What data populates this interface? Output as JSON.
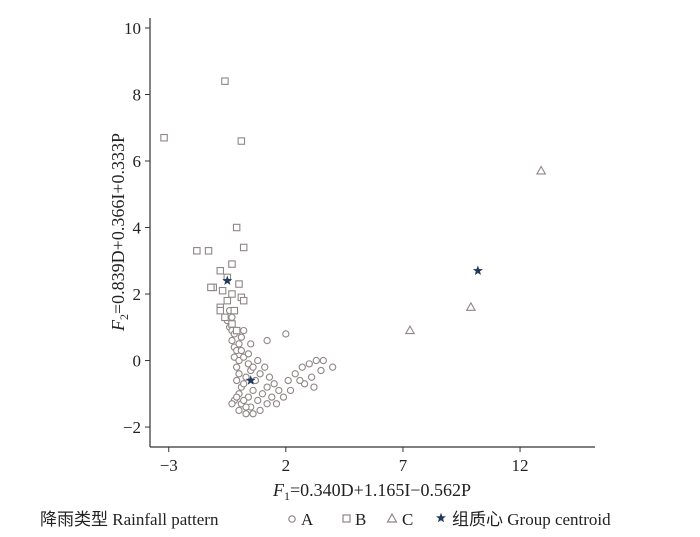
{
  "chart_data": {
    "type": "scatter",
    "xlabel": "F₁=0.340D+1.165I−0.562P",
    "ylabel": "F₂=0.839D+0.366I+0.333P",
    "xlabel_parts": {
      "f": "F",
      "sub": "1",
      "rest": "=0.340D+1.165I−0.562P"
    },
    "ylabel_parts": {
      "f": "F",
      "sub": "2",
      "rest": "=0.839D+0.366I+0.333P"
    },
    "xlim": [
      -3.8,
      15.2
    ],
    "ylim": [
      -2.6,
      10.3
    ],
    "xticks": [
      -3,
      2,
      7,
      12
    ],
    "yticks": [
      -2,
      0,
      2,
      4,
      6,
      8,
      10
    ],
    "grid": false,
    "legend": {
      "title": "降雨类型 Rainfall pattern",
      "entries": [
        {
          "marker": "○",
          "label": "A"
        },
        {
          "marker": "□",
          "label": "B"
        },
        {
          "marker": "△",
          "label": "C"
        },
        {
          "marker": "★",
          "label": "组质心 Group centroid"
        }
      ],
      "placement": "bottom"
    },
    "series": [
      {
        "name": "A",
        "marker": "circle",
        "points": [
          [
            -0.5,
            1.2
          ],
          [
            -0.4,
            1.0
          ],
          [
            -0.3,
            0.9
          ],
          [
            -0.2,
            0.8
          ],
          [
            -0.3,
            0.6
          ],
          [
            -0.2,
            0.4
          ],
          [
            -0.1,
            0.3
          ],
          [
            -0.2,
            0.1
          ],
          [
            0.0,
            0.0
          ],
          [
            -0.1,
            -0.2
          ],
          [
            0.0,
            -0.4
          ],
          [
            -0.1,
            -0.6
          ],
          [
            0.1,
            -0.8
          ],
          [
            0.0,
            -1.0
          ],
          [
            -0.2,
            -1.2
          ],
          [
            0.1,
            -1.3
          ],
          [
            0.0,
            -1.5
          ],
          [
            0.3,
            -1.6
          ],
          [
            0.5,
            -1.4
          ],
          [
            0.8,
            -1.2
          ],
          [
            1.0,
            -1.0
          ],
          [
            1.2,
            -0.8
          ],
          [
            0.6,
            -0.9
          ],
          [
            0.4,
            -1.1
          ],
          [
            0.2,
            -0.7
          ],
          [
            0.3,
            -0.5
          ],
          [
            0.5,
            -0.3
          ],
          [
            0.4,
            -0.1
          ],
          [
            0.2,
            0.1
          ],
          [
            0.1,
            0.3
          ],
          [
            0.0,
            0.5
          ],
          [
            0.1,
            0.7
          ],
          [
            0.2,
            0.9
          ],
          [
            -0.3,
            1.3
          ],
          [
            -0.4,
            1.5
          ],
          [
            0.7,
            -0.6
          ],
          [
            0.9,
            -0.4
          ],
          [
            1.1,
            -0.2
          ],
          [
            1.3,
            -0.5
          ],
          [
            1.5,
            -0.7
          ],
          [
            1.7,
            -0.9
          ],
          [
            1.9,
            -1.1
          ],
          [
            1.2,
            -1.3
          ],
          [
            0.9,
            -1.5
          ],
          [
            0.6,
            -1.6
          ],
          [
            2.1,
            -0.6
          ],
          [
            2.4,
            -0.4
          ],
          [
            2.7,
            -0.2
          ],
          [
            3.0,
            -0.1
          ],
          [
            3.3,
            0.0
          ],
          [
            3.5,
            -0.3
          ],
          [
            3.1,
            -0.5
          ],
          [
            2.8,
            -0.7
          ],
          [
            4.0,
            -0.2
          ],
          [
            3.6,
            0.0
          ],
          [
            1.2,
            0.6
          ],
          [
            2.0,
            0.8
          ],
          [
            0.4,
            0.2
          ],
          [
            0.6,
            -0.2
          ],
          [
            0.8,
            0.0
          ],
          [
            1.4,
            -1.1
          ],
          [
            1.6,
            -1.3
          ],
          [
            0.3,
            -1.4
          ],
          [
            -0.3,
            -1.3
          ],
          [
            -0.1,
            -1.1
          ],
          [
            0.2,
            -1.2
          ],
          [
            2.2,
            -0.9
          ],
          [
            2.6,
            -0.6
          ],
          [
            3.2,
            -0.8
          ],
          [
            0.5,
            0.5
          ]
        ]
      },
      {
        "name": "B",
        "marker": "square",
        "points": [
          [
            -0.6,
            8.4
          ],
          [
            0.1,
            6.6
          ],
          [
            -3.2,
            6.7
          ],
          [
            -0.1,
            4.0
          ],
          [
            0.2,
            3.4
          ],
          [
            -1.8,
            3.3
          ],
          [
            -1.3,
            3.3
          ],
          [
            -0.3,
            2.9
          ],
          [
            -0.8,
            2.7
          ],
          [
            0.0,
            2.3
          ],
          [
            -1.1,
            2.2
          ],
          [
            -0.7,
            2.1
          ],
          [
            -0.3,
            2.0
          ],
          [
            0.1,
            1.9
          ],
          [
            -0.5,
            1.8
          ],
          [
            -0.8,
            1.6
          ],
          [
            -0.2,
            1.5
          ],
          [
            -0.6,
            1.3
          ],
          [
            -0.3,
            1.1
          ],
          [
            -0.1,
            0.9
          ],
          [
            -0.8,
            1.5
          ],
          [
            -1.2,
            2.2
          ],
          [
            -0.5,
            2.5
          ],
          [
            0.2,
            1.8
          ]
        ]
      },
      {
        "name": "C",
        "marker": "triangle",
        "points": [
          [
            12.9,
            5.7
          ],
          [
            9.9,
            1.6
          ],
          [
            7.3,
            0.9
          ]
        ]
      },
      {
        "name": "组质心 Group centroid",
        "marker": "star",
        "points": [
          [
            -0.5,
            2.4
          ],
          [
            0.5,
            -0.6
          ],
          [
            10.2,
            2.7
          ]
        ]
      }
    ]
  }
}
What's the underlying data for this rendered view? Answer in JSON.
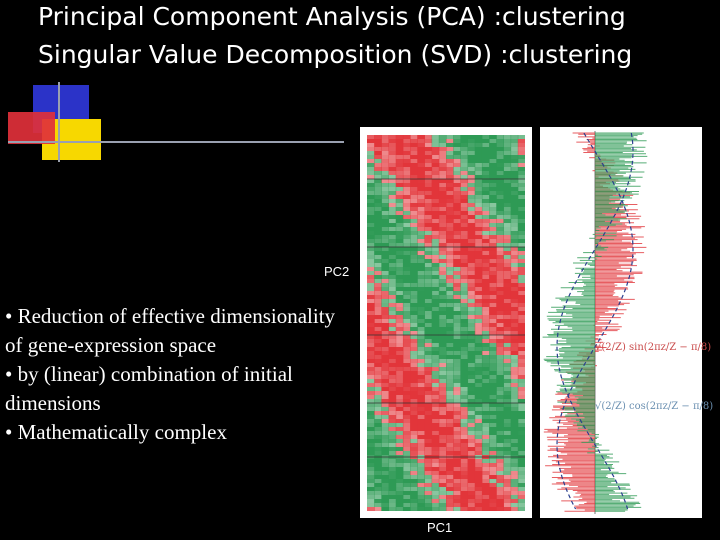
{
  "title": {
    "line1": "Principal Component Analysis (PCA) :clustering",
    "line2": "Singular Value Decomposition (SVD) :clustering"
  },
  "labels": {
    "pc2": "PC2",
    "pc1": "PC1"
  },
  "bullets": [
    "• Reduction of effective dimensionality of gene-expression space",
    "• by (linear) combination of initial dimensions",
    "• Mathematically complex"
  ],
  "formulas": {
    "sin": "√(2/Z) sin(2πz/Z − π/8)",
    "cos": "√(2/Z) cos(2πz/Z − π/8)"
  },
  "colors": {
    "background": "#000000",
    "heat_red": "#e2353a",
    "heat_green": "#2e9a55",
    "deco_blue": "#2b33c8",
    "deco_yellow": "#f7d800",
    "deco_red": "#e0303a"
  }
}
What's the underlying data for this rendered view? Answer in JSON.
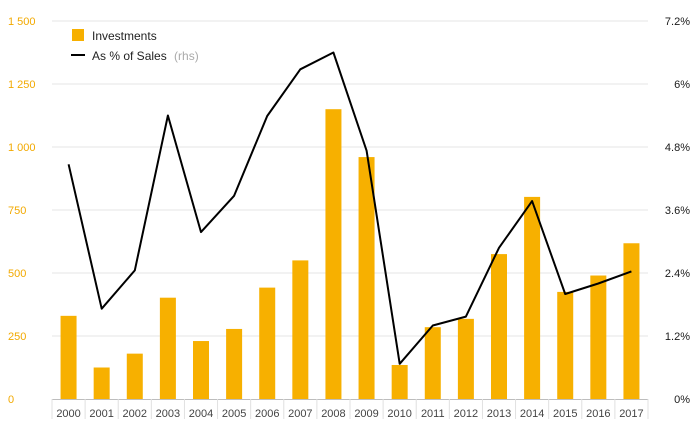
{
  "chart_data": {
    "type": "bar+line",
    "categories": [
      "2000",
      "2001",
      "2002",
      "2003",
      "2004",
      "2005",
      "2006",
      "2007",
      "2008",
      "2009",
      "2010",
      "2011",
      "2012",
      "2013",
      "2014",
      "2015",
      "2016",
      "2017"
    ],
    "series": [
      {
        "name": "Investments",
        "type": "bar",
        "axis": "left",
        "color": "#f7b000",
        "values": [
          330,
          125,
          180,
          402,
          230,
          278,
          442,
          550,
          1150,
          960,
          135,
          285,
          318,
          575,
          802,
          425,
          490,
          618
        ]
      },
      {
        "name": "As % of Sales",
        "name_suffix": "(rhs)",
        "type": "line",
        "axis": "right",
        "color": "#000000",
        "values": [
          4.47,
          1.72,
          2.45,
          5.4,
          3.18,
          3.87,
          5.39,
          6.28,
          6.6,
          4.73,
          0.67,
          1.4,
          1.57,
          2.88,
          3.77,
          2.0,
          2.2,
          2.43
        ]
      }
    ],
    "y_left": {
      "min": 0,
      "max": 1500,
      "ticks": [
        0,
        250,
        500,
        750,
        1000,
        1250,
        1500
      ],
      "tick_labels": [
        "0",
        "250",
        "500",
        "750",
        "1 000",
        "1 250",
        "1 500"
      ]
    },
    "y_right": {
      "min": 0,
      "max": 7.2,
      "ticks": [
        0,
        1.2,
        2.4,
        3.6,
        4.8,
        6.0,
        7.2
      ],
      "tick_labels": [
        "0%",
        "1.2%",
        "2.4%",
        "3.6%",
        "4.8%",
        "6%",
        "7.2%"
      ]
    },
    "legend": {
      "position": "top-left",
      "entries": [
        "Investments",
        "As % of Sales"
      ],
      "suffix": "(rhs)"
    },
    "grid": true
  }
}
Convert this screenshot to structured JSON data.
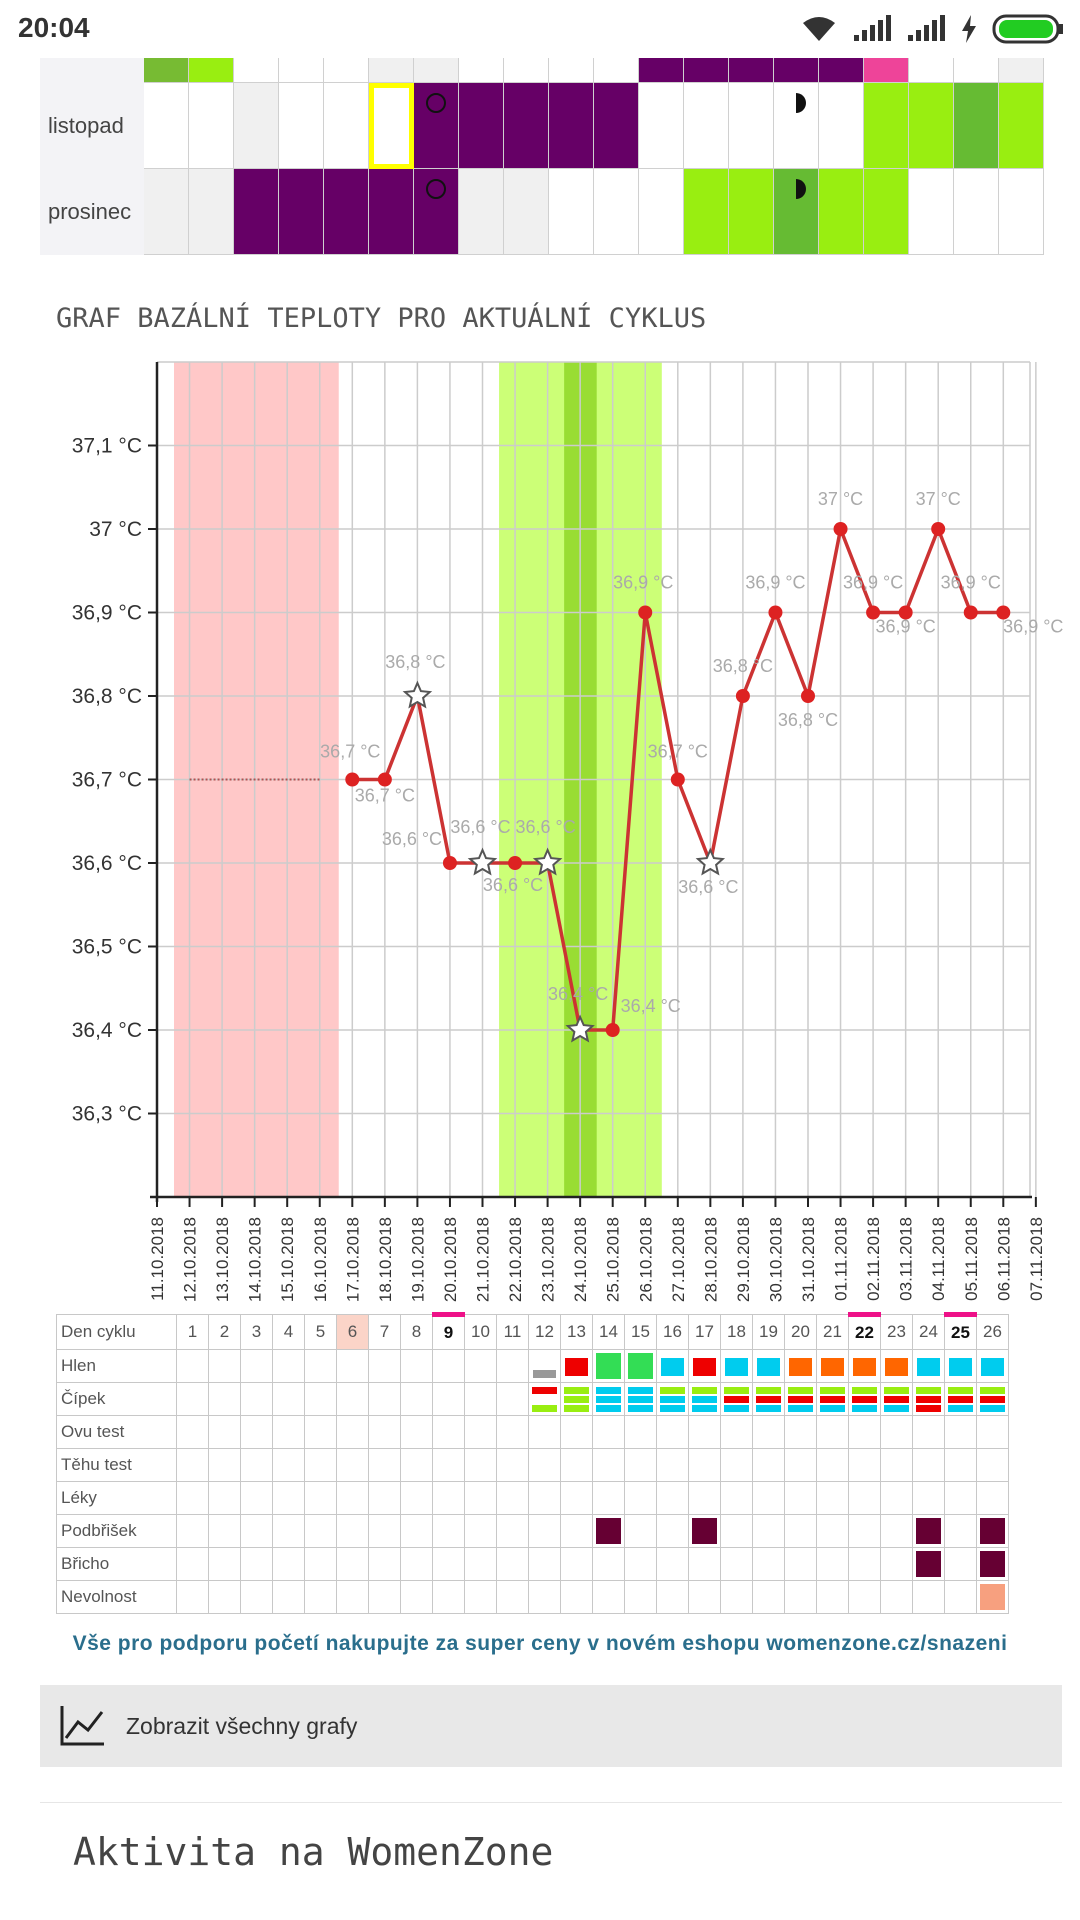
{
  "status_bar": {
    "time": "20:04"
  },
  "calendar": {
    "months": [
      {
        "name": "listopad",
        "cells": [
          "#fff",
          "#fff",
          "#f0f0f0",
          "#fff",
          "#fff",
          "#ffff00",
          "#660066",
          "#660066",
          "#660066",
          "#660066",
          "#660066",
          "#fff",
          "#fff",
          "#fff",
          "#fff",
          "#fff",
          "#99ee11",
          "#99ee11",
          "#66bb33",
          "#99ee11"
        ],
        "marks": {
          "5": "note",
          "6": "circle",
          "14": "half"
        }
      },
      {
        "name": "prosinec",
        "cells": [
          "#f0f0f0",
          "#f0f0f0",
          "#660066",
          "#660066",
          "#660066",
          "#660066",
          "#660066",
          "#f0f0f0",
          "#f0f0f0",
          "#fff",
          "#fff",
          "#fff",
          "#99ee11",
          "#99ee11",
          "#66bb33",
          "#99ee11",
          "#99ee11",
          "#fff",
          "#fff",
          "#fff"
        ],
        "marks": {
          "6": "circle",
          "14": "half"
        }
      }
    ],
    "top_cells": [
      "#77bb33",
      "#99ee11",
      "#fff",
      "#fff",
      "#fff",
      "#f0f0f0",
      "#f0f0f0",
      "#fff",
      "#fff",
      "#fff",
      "#fff",
      "#660066",
      "#660066",
      "#660066",
      "#660066",
      "#660066",
      "#ee4499",
      "#fff",
      "#fff",
      "#f0f0f0"
    ]
  },
  "chart_title": "GRAF BAZÁLNÍ TEPLOTY PRO AKTUÁLNÍ CYKLUS",
  "chart_data": {
    "type": "line",
    "title": "GRAF BAZÁLNÍ TEPLOTY PRO AKTUÁLNÍ CYKLUS",
    "y_ticks": [
      "36,3 °C",
      "36,4 °C",
      "36,5 °C",
      "36,6 °C",
      "36,7 °C",
      "36,8 °C",
      "36,9 °C",
      "37 °C",
      "37,1 °C"
    ],
    "ylim": [
      36.2,
      37.2
    ],
    "x_labels": [
      "11.10.2018",
      "12.10.2018",
      "13.10.2018",
      "14.10.2018",
      "15.10.2018",
      "16.10.2018",
      "17.10.2018",
      "18.10.2018",
      "19.10.2018",
      "20.10.2018",
      "21.10.2018",
      "22.10.2018",
      "23.10.2018",
      "24.10.2018",
      "25.10.2018",
      "26.10.2018",
      "27.10.2018",
      "28.10.2018",
      "29.10.2018",
      "30.10.2018",
      "31.10.2018",
      "01.11.2018",
      "02.11.2018",
      "03.11.2018",
      "04.11.2018",
      "05.11.2018",
      "06.11.2018",
      "07.11.2018"
    ],
    "coverline": {
      "from_day": 1,
      "to_day": 5,
      "value": 36.7
    },
    "menstruation_days": [
      1,
      6
    ],
    "fertile_days": [
      11,
      15
    ],
    "ovulation_day": 13,
    "series": [
      {
        "points": [
          {
            "day": 6,
            "value": 36.7,
            "label": "36,7 °C",
            "star": false
          },
          {
            "day": 7,
            "value": 36.7,
            "label": "36,7 °C",
            "star": false
          },
          {
            "day": 8,
            "value": 36.8,
            "label": "36,8 °C",
            "star": true
          },
          {
            "day": 9,
            "value": 36.6,
            "label": "36,6 °C",
            "star": false
          },
          {
            "day": 10,
            "value": 36.6,
            "label": "36,6 °C",
            "star": true
          },
          {
            "day": 11,
            "value": 36.6,
            "label": "36,6 °C",
            "star": false
          },
          {
            "day": 12,
            "value": 36.6,
            "label": "36,6 °C",
            "star": true
          },
          {
            "day": 13,
            "value": 36.4,
            "label": "36,4 °C",
            "star": true
          },
          {
            "day": 14,
            "value": 36.4,
            "label": "36,4 °C",
            "star": false
          },
          {
            "day": 15,
            "value": 36.9,
            "label": "36,9 °C",
            "star": false
          },
          {
            "day": 16,
            "value": 36.7,
            "label": "36,7 °C",
            "star": false
          },
          {
            "day": 17,
            "value": 36.6,
            "label": "36,6 °C",
            "star": true
          },
          {
            "day": 18,
            "value": 36.8,
            "label": "36,8 °C",
            "star": false
          },
          {
            "day": 19,
            "value": 36.9,
            "label": "36,9 °C",
            "star": false
          },
          {
            "day": 20,
            "value": 36.8,
            "label": "36,8 °C",
            "star": false
          },
          {
            "day": 21,
            "value": 37.0,
            "label": "37 °C",
            "star": false
          },
          {
            "day": 22,
            "value": 36.9,
            "label": "36,9 °C",
            "star": false
          },
          {
            "day": 23,
            "value": 36.9,
            "label": "36,9 °C",
            "star": false
          },
          {
            "day": 24,
            "value": 37.0,
            "label": "37 °C",
            "star": false
          },
          {
            "day": 25,
            "value": 36.9,
            "label": "36,9 °C",
            "star": false
          },
          {
            "day": 26,
            "value": 36.9,
            "label": "36,9 °C",
            "star": false
          }
        ]
      }
    ]
  },
  "table": {
    "header_label": "Den cyklu",
    "days": [
      "1",
      "2",
      "3",
      "4",
      "5",
      "6",
      "7",
      "8",
      "9",
      "10",
      "11",
      "12",
      "13",
      "14",
      "15",
      "16",
      "17",
      "18",
      "19",
      "20",
      "21",
      "22",
      "23",
      "24",
      "25",
      "26"
    ],
    "highlight_day": 6,
    "marked_days": [
      9,
      22,
      25
    ],
    "rows": [
      {
        "label": "Hlen",
        "cells": {
          "12": [
            "#999999"
          ],
          "13": [
            "#ee0000"
          ],
          "14": [
            "#33dd55"
          ],
          "15": [
            "#33dd55"
          ],
          "16": [
            "#00ccee"
          ],
          "17": [
            "#ee0000"
          ],
          "18": [
            "#00ccee"
          ],
          "19": [
            "#00ccee"
          ],
          "20": [
            "#ff6600"
          ],
          "21": [
            "#ff6600"
          ],
          "22": [
            "#ff6600"
          ],
          "23": [
            "#ff6600"
          ],
          "24": [
            "#00ccee"
          ],
          "25": [
            "#00ccee"
          ],
          "26": [
            "#00ccee"
          ]
        }
      },
      {
        "label": "Čípek",
        "cells": {
          "12": [
            "#ee0000",
            "#fff",
            "#99ee11"
          ],
          "13": [
            "#99ee11",
            "#99ee11",
            "#99ee11"
          ],
          "14": [
            "#00ccee",
            "#00ccee",
            "#00ccee"
          ],
          "15": [
            "#00ccee",
            "#00ccee",
            "#00ccee"
          ],
          "16": [
            "#99ee11",
            "#00ccee",
            "#00ccee"
          ],
          "17": [
            "#99ee11",
            "#00ccee",
            "#00ccee"
          ],
          "18": [
            "#99ee11",
            "#ee0000",
            "#00ccee"
          ],
          "19": [
            "#99ee11",
            "#ee0000",
            "#00ccee"
          ],
          "20": [
            "#99ee11",
            "#ee0000",
            "#00ccee"
          ],
          "21": [
            "#99ee11",
            "#ee0000",
            "#00ccee"
          ],
          "22": [
            "#99ee11",
            "#ee0000",
            "#00ccee"
          ],
          "23": [
            "#99ee11",
            "#ee0000",
            "#00ccee"
          ],
          "24": [
            "#99ee11",
            "#ee0000",
            "#ee0000"
          ],
          "25": [
            "#99ee11",
            "#ee0000",
            "#00ccee"
          ],
          "26": [
            "#99ee11",
            "#ee0000",
            "#00ccee"
          ]
        }
      },
      {
        "label": "Ovu test",
        "cells": {}
      },
      {
        "label": "Těhu test",
        "cells": {}
      },
      {
        "label": "Léky",
        "cells": {}
      },
      {
        "label": "Podbřišek",
        "cells": {
          "14": [
            "#660033"
          ],
          "17": [
            "#660033"
          ],
          "24": [
            "#660033"
          ],
          "26": [
            "#660033"
          ]
        }
      },
      {
        "label": "Břicho",
        "cells": {
          "24": [
            "#660033"
          ],
          "26": [
            "#660033"
          ]
        }
      },
      {
        "label": "Nevolnost",
        "cells": {
          "26": [
            "#f7a07f"
          ]
        }
      }
    ]
  },
  "promo_text": "Vše pro podporu početí nakupujte za super ceny v novém eshopu womenzone.cz/snazeni",
  "show_all_label": "Zobrazit všechny grafy",
  "activity_title": "Aktivita na WomenZone"
}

· · · ·

Review the material and copy each line in which the word "AKTUÁLNÍ" appears.

**RESPONSE**.
  "chart_title": "GRAF BAZÁLNÍ TEPLOTY PRO AKTUÁLNÍ CYKLUS",
    "title": "GRAF BAZÁLNÍ TEPLOTY PRO AKTUÁLNÍ CYKLUS",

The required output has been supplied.